Problem to solve: Extract all of the entries and set them down verbatim.

··· Dataset excerpts ···

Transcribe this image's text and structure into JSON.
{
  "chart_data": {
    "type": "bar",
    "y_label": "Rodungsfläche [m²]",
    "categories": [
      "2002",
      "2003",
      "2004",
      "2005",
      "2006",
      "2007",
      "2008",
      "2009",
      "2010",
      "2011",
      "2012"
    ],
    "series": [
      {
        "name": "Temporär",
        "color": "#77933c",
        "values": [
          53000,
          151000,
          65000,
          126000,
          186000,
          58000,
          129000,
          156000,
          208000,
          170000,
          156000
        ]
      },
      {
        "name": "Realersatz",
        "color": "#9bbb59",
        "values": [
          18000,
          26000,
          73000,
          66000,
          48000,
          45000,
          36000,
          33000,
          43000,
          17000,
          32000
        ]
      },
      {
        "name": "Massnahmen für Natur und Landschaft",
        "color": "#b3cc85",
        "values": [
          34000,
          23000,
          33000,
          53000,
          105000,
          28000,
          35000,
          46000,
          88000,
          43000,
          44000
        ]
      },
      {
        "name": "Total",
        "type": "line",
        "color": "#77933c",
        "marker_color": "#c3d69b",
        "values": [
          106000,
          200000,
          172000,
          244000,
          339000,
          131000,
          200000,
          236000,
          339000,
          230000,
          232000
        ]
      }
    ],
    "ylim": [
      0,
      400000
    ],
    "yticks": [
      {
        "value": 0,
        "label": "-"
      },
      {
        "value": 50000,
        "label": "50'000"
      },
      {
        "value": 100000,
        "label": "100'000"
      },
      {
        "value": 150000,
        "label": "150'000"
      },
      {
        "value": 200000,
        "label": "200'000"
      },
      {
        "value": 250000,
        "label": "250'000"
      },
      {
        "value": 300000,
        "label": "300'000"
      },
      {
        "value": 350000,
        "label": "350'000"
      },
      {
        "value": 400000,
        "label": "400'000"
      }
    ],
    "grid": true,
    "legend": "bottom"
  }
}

···

Result:
Transcribe this image's text and structure into JSON.
{
  "chart_data": {
    "type": "bar",
    "y_label": "Rodungsfläche [m²]",
    "categories": [
      "2002",
      "2003",
      "2004",
      "2005",
      "2006",
      "2007",
      "2008",
      "2009",
      "2010",
      "2011",
      "2012"
    ],
    "series": [
      {
        "name": "Temporär",
        "color": "#77933c",
        "values": [
          53000,
          151000,
          65000,
          126000,
          186000,
          58000,
          129000,
          156000,
          208000,
          170000,
          156000
        ]
      },
      {
        "name": "Realersatz",
        "color": "#9bbb59",
        "values": [
          18000,
          26000,
          73000,
          66000,
          48000,
          45000,
          36000,
          33000,
          43000,
          17000,
          32000
        ]
      },
      {
        "name": "Massnahmen für Natur und Landschaft",
        "color": "#b3cc85",
        "values": [
          34000,
          23000,
          33000,
          53000,
          105000,
          28000,
          35000,
          46000,
          88000,
          43000,
          44000
        ]
      },
      {
        "name": "Total",
        "type": "line",
        "color": "#77933c",
        "marker_color": "#c3d69b",
        "values": [
          106000,
          200000,
          172000,
          244000,
          339000,
          131000,
          200000,
          236000,
          339000,
          230000,
          232000
        ]
      }
    ],
    "ylim": [
      0,
      400000
    ],
    "yticks": [
      {
        "value": 0,
        "label": "-"
      },
      {
        "value": 50000,
        "label": "50'000"
      },
      {
        "value": 100000,
        "label": "100'000"
      },
      {
        "value": 150000,
        "label": "150'000"
      },
      {
        "value": 200000,
        "label": "200'000"
      },
      {
        "value": 250000,
        "label": "250'000"
      },
      {
        "value": 300000,
        "label": "300'000"
      },
      {
        "value": 350000,
        "label": "350'000"
      },
      {
        "value": 400000,
        "label": "400'000"
      }
    ],
    "grid": true,
    "legend": "bottom"
  }
}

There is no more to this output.